Stored items from a collection
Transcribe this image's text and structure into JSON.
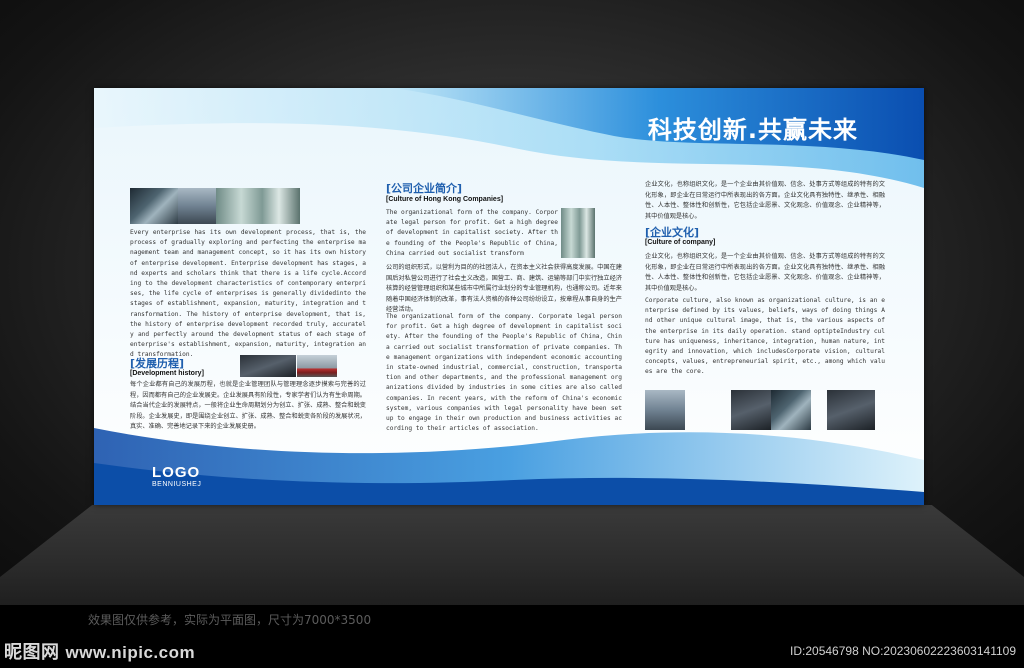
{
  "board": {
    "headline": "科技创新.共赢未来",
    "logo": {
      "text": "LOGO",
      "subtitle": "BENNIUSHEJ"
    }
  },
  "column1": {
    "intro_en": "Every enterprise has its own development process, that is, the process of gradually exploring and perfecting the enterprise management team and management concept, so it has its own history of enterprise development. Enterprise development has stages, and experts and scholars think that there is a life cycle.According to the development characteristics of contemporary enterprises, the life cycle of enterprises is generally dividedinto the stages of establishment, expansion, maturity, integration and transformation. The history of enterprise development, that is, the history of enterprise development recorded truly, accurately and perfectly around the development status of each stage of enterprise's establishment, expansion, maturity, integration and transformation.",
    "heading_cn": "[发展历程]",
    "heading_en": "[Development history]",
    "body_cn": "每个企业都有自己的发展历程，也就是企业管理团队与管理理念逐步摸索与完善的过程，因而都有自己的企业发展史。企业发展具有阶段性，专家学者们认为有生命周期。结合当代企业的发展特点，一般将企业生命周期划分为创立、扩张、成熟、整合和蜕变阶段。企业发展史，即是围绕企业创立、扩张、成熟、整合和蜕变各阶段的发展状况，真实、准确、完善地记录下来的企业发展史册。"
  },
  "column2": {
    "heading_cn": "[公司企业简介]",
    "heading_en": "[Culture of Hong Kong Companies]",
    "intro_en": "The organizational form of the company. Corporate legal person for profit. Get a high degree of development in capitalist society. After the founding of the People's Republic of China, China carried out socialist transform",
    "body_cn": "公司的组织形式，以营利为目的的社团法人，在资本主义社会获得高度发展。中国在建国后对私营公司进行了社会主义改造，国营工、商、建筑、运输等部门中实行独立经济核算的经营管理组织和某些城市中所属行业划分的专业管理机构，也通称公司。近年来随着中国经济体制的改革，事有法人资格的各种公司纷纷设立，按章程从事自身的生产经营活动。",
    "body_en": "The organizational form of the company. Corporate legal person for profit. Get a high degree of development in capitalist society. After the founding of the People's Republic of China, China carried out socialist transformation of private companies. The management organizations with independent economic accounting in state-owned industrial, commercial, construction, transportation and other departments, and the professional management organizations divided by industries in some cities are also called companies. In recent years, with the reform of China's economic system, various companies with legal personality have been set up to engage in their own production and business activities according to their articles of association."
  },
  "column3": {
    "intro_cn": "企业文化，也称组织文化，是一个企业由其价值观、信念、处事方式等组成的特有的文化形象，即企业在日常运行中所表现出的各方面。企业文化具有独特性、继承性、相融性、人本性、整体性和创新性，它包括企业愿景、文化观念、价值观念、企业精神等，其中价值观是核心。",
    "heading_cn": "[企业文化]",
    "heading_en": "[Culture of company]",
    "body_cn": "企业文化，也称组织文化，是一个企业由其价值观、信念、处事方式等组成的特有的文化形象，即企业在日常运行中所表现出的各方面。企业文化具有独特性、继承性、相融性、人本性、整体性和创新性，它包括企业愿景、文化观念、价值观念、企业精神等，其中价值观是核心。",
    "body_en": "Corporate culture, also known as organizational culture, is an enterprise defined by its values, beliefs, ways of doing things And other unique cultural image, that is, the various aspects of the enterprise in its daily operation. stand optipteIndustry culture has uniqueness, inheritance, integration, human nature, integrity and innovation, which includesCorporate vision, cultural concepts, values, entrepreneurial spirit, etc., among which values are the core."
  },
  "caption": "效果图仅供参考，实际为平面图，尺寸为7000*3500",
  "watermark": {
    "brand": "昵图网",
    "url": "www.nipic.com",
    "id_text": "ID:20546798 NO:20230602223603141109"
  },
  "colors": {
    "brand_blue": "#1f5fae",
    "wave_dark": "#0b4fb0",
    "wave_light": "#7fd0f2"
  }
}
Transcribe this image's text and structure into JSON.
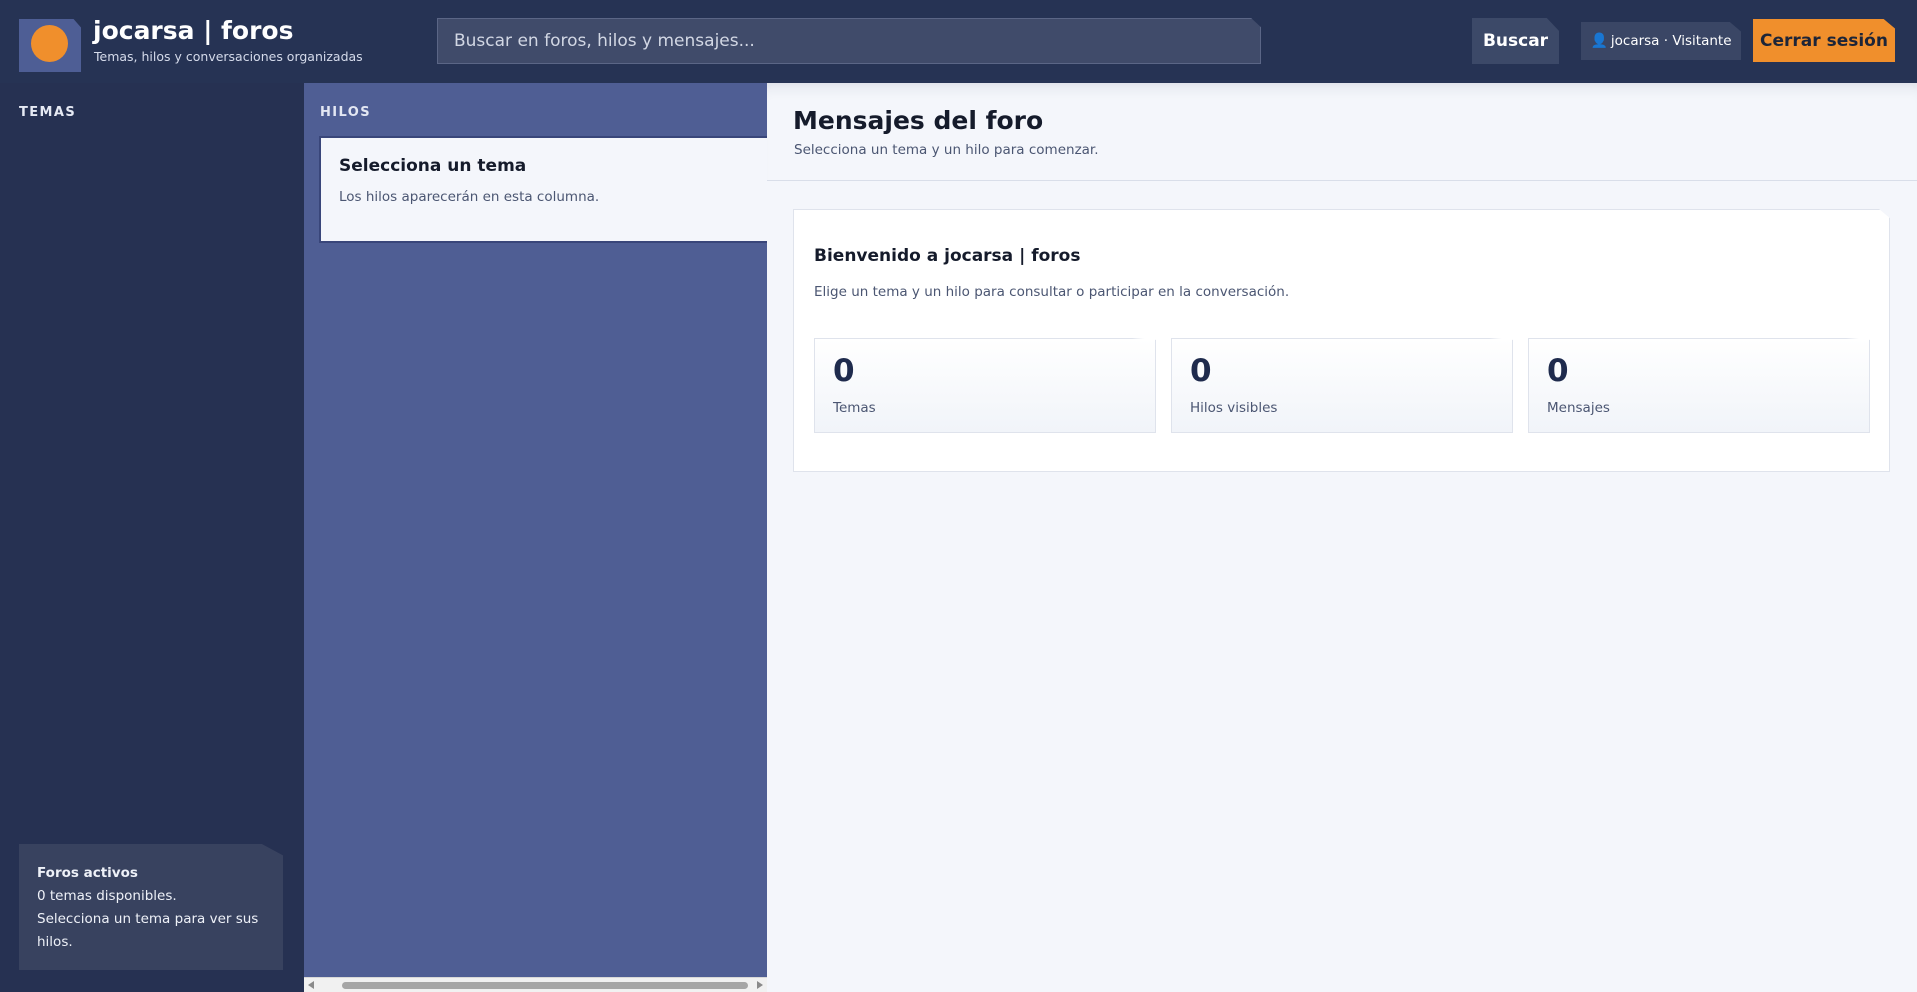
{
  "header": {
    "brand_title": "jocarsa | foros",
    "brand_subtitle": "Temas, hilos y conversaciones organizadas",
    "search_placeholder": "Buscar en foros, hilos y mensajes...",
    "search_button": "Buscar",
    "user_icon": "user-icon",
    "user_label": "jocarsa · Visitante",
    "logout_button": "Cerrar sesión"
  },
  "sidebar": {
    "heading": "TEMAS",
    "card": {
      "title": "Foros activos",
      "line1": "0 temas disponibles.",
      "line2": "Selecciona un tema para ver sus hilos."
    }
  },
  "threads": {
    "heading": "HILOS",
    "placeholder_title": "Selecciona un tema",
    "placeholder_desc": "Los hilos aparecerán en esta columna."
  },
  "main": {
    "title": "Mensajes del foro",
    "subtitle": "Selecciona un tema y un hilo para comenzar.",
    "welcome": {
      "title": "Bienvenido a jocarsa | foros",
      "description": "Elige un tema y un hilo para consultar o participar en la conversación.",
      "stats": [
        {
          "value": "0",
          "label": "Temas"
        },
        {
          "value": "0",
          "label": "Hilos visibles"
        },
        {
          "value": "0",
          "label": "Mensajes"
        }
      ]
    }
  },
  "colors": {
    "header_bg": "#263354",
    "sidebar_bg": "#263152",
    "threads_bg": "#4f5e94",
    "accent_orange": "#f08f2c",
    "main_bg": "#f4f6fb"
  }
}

...

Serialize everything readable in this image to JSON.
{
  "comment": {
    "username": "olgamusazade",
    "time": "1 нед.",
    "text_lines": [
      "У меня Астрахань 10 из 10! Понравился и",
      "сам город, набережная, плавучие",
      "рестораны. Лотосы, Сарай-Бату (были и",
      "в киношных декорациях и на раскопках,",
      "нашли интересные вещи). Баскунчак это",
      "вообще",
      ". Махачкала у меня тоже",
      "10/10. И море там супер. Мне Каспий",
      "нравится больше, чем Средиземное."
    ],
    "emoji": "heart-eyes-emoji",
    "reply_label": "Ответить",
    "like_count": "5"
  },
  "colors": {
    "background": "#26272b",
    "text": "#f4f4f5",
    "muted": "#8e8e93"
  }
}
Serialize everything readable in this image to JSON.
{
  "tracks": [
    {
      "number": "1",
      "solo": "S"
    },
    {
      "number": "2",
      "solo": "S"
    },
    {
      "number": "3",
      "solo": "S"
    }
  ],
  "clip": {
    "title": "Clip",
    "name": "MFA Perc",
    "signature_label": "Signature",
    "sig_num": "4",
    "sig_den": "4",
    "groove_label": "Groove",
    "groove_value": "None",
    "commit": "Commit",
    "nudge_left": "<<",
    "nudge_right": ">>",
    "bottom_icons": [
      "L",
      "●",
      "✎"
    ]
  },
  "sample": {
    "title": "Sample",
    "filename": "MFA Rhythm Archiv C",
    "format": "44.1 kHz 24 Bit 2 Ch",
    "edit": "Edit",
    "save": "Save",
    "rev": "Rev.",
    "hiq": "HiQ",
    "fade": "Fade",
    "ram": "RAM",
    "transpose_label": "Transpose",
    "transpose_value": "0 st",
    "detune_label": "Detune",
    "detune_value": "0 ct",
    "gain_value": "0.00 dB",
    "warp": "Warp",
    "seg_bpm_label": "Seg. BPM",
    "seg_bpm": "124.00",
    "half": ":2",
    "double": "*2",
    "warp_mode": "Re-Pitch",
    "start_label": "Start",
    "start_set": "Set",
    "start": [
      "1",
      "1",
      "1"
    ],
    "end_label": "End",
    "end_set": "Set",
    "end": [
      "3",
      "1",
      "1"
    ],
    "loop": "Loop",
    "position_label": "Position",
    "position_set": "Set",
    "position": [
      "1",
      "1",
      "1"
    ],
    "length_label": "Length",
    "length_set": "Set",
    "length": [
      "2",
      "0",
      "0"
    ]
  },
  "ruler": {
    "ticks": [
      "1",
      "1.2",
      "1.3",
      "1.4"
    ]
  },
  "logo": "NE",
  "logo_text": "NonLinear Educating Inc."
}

Written problem: Collect each line containing the string "其中价值观是核心".

Response to this task:
    "intro_cn": "企业文化，也称组织文化，是一个企业由其价值观、信念、处事方式等组成的特有的文化形象，即企业在日常运行中所表现出的各方面。企业文化具有独特性、继承性、相融性、人本性、整体性和创新性，它包括企业愿景、文化观念、价值观念、企业精神等，其中价值观是核心。",
    "body_cn": "企业文化，也称组织文化，是一个企业由其价值观、信念、处事方式等组成的特有的文化形象，即企业在日常运行中所表现出的各方面。企业文化具有独特性、继承性、相融性、人本性、整体性和创新性，它包括企业愿景、文化观念、价值观念、企业精神等，其中价值观是核心。",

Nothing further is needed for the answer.